**WHAT IS NEEDED:**
Determine the number of lines where "речи" occurs and reply with that number by itself.

Entries taken from a collection

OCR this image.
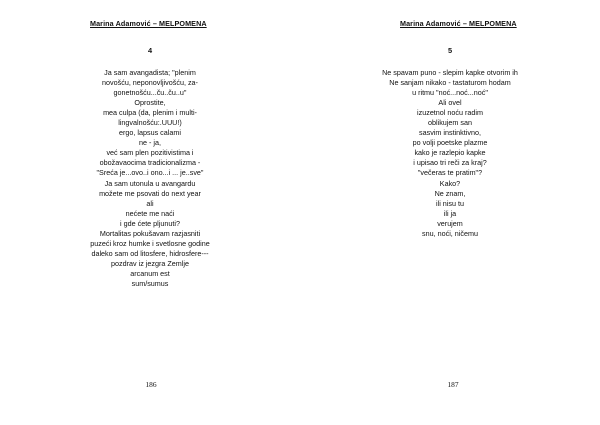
Marina Adamović – MELPOMENA
4
Ja sam avangadista; "plenim
novošću, neponovljivošću, za-
gonetnošću...ču..ču..u"
Oprostite,
mea culpa (da, plenim i multi-
lingvalnošću:.UUU!)
ergo, lapsus calami
ne - ja,
već sam plen pozitivistima i
obožavaocima tradicionalizma -
"Sreća je...ovo..i ono...i ... je..sve"
Ja sam utonula u avangardu
možete me psovati do next year
ali
nećete me naći
i gde ćete pljunuti?
Mortalitas pokušavam razjasniti
puzeći kroz humke i svetlosne godine
daleko sam od litosfere, hidrosfere---
pozdrav iz jezgra Zemlje
arcanum est
sum/sumus
186
Marina Adamović – MELPOMENA
5
Ne spavam puno - slepim kapke otvorim ih
Ne sanjam nikako - tastaturom hodam
u ritmu "noć...noć...noć"
Ali ovel
izuzetnol noću radim
oblikujem san
sasvim instinktivno,
po volji poetske plazme
kako je razlepio kapke
i upisao tri reči za kraj?
"večeras te pratim"?
Kako?
Ne znam,
ili nisu tu
ili ja
verujem
snu, noći, ničemu
187
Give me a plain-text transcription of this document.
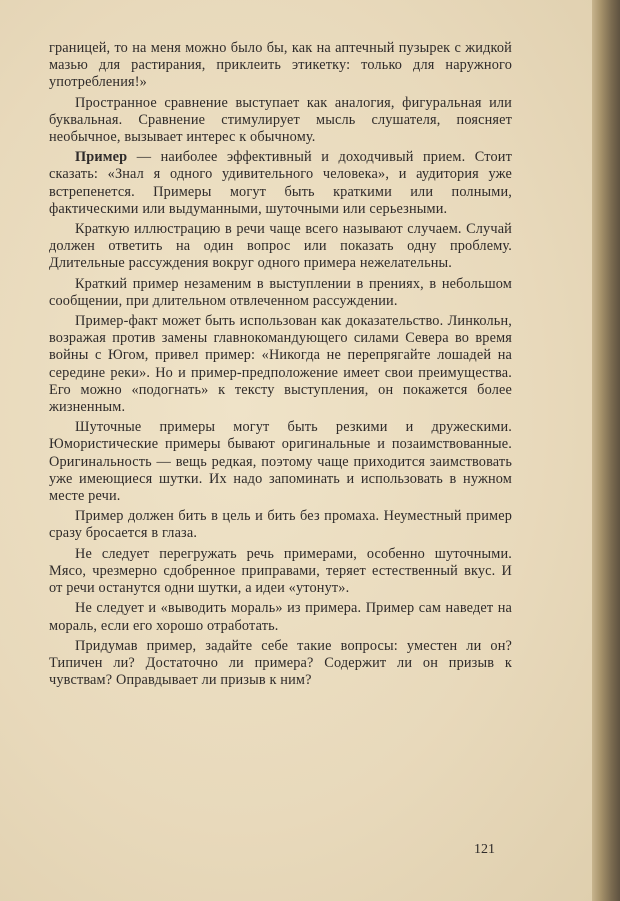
границей, то на меня можно было бы, как на аптечный пузырек с жидкой мазью для растирания, приклеить этикетку: только для наружного употребления!»

Пространное сравнение выступает как аналогия, фигуральная или буквальная. Сравнение стимулирует мысль слушателя, поясняет необычное, вызывает интерес к обычному.

Пример — наиболее эффективный и доходчивый прием. Стоит сказать: «Знал я одного удивительного человека», и аудитория уже встрепенется. Примеры могут быть краткими или полными, фактическими или выдуманными, шуточными или серьезными.

Краткую иллюстрацию в речи чаще всего называют случаем. Случай должен ответить на один вопрос или показать одну проблему. Длительные рассуждения вокруг одного примера нежелательны.

Краткий пример незаменим в выступлении в прениях, в небольшом сообщении, при длительном отвлеченном рассуждении.

Пример-факт может быть использован как доказательство. Линкольн, возражая против замены главнокомандующего силами Севера во время войны с Югом, привел пример: «Никогда не перепрягайте лошадей на середине реки». Но и пример-предположение имеет свои преимущества. Его можно «подогнать» к тексту выступления, он покажется более жизненным.

Шуточные примеры могут быть резкими и дружескими. Юмористические примеры бывают оригинальные и позаимствованные. Оригинальность — вещь редкая, поэтому чаще приходится заимствовать уже имеющиеся шутки. Их надо запоминать и использовать в нужном месте речи.

Пример должен бить в цель и бить без промаха. Неуместный пример сразу бросается в глаза.

Не следует перегружать речь примерами, особенно шуточными. Мясо, чрезмерно сдобренное приправами, теряет естественный вкус. И от речи останутся одни шутки, а идеи «утонут».

Не следует и «выводить мораль» из примера. Пример сам наведет на мораль, если его хорошо отработать.

Придумав пример, задайте себе такие вопросы: уместен ли он? Типичен ли? Достаточно ли примера? Содержит ли он призыв к чувствам? Оправдывает ли призыв к ним?

121
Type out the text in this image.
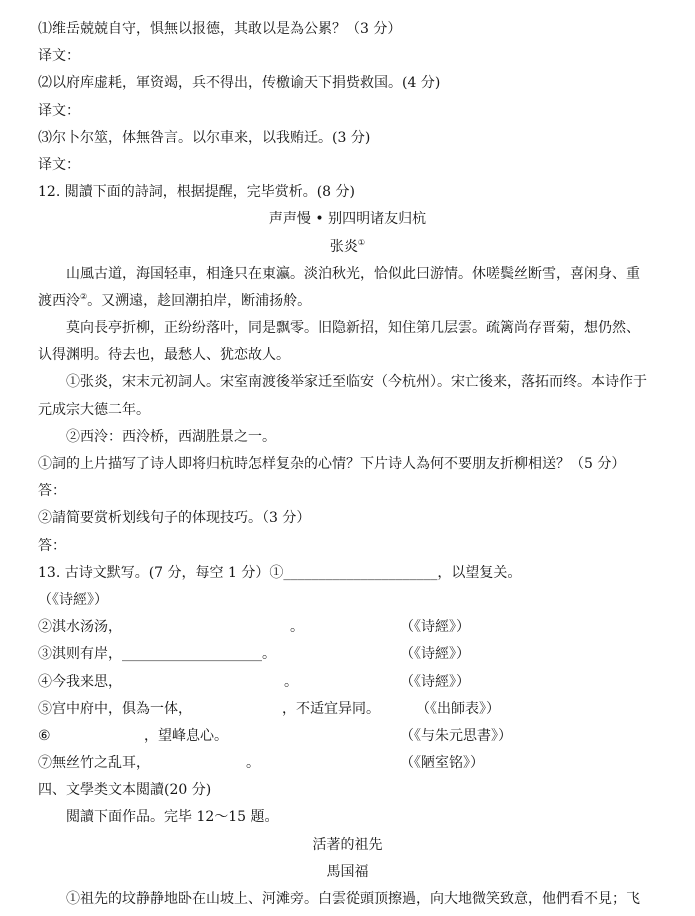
⑴维岳兢兢自守，惧無以报德，其敢以是為公累？（3 分）
译文：
⑵以府库虚耗，軍资竭，兵不得出，传檄谕天下捐赀救国。(4 分)
译文：
⑶尔卜尔筮，体無咎言。以尔車来，以我贿迁。(3 分)
译文：
12. 閲讀下面的詩詞，根据提醒，完毕赏析。(8 分)
声声慢 • 别四明诸友归杭
张炎①
山風古道，海国轻車，相逢只在東瀛。淡泊秋光，恰似此曰游情。休嗟鬓丝断雪，喜闲身、重
渡西泠②。又溯遠，趁回潮拍岸，断浦扬舲。
莫向長亭折柳，正纷纷落叶，同是飘零。旧隐新招，知住第几层雲。疏篱尚存晋菊，想仍然、
认得渊明。待去也，最愁人、犹恋故人。
①张炎，宋末元初詞人。宋室南渡後举家迁至临安（今杭州）。宋亡後来，落拓而终。本诗作于
元成宗大德二年。
②西泠：西泠桥，西湖胜景之一。
①詞的上片描写了诗人即将归杭時怎样复杂的心情？下片诗人為何不要朋友折柳相送？（5 分）
答：
②請简要赏析划线句子的体现技巧。（3 分）
答：
13. 古诗文默写。(7 分，每空 1 分）①______________________，以望复关。
（《诗經》）
②淇水汤汤，	。	（《诗經》）
③淇则有岸，____________________。	（《诗經》）
④今我来思，	。	（《诗經》）
⑤宫中府中，俱為一体，	，不适宜异同。	（《出師表》）
⑥	，望峰息心。	（《与朱元思書》）
⑦無丝竹之乱耳，	。	（《陋室铭》）
四、文學类文本閲讀(20 分)
閲讀下面作品。完毕 12～15 題。
活著的祖先
馬国福
①祖先的坟静静地卧在山坡上、河滩旁。白雲從頭顶擦過，向大地微笑致意，他們看不見；飞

**EXERCISE OUTPUT:**
3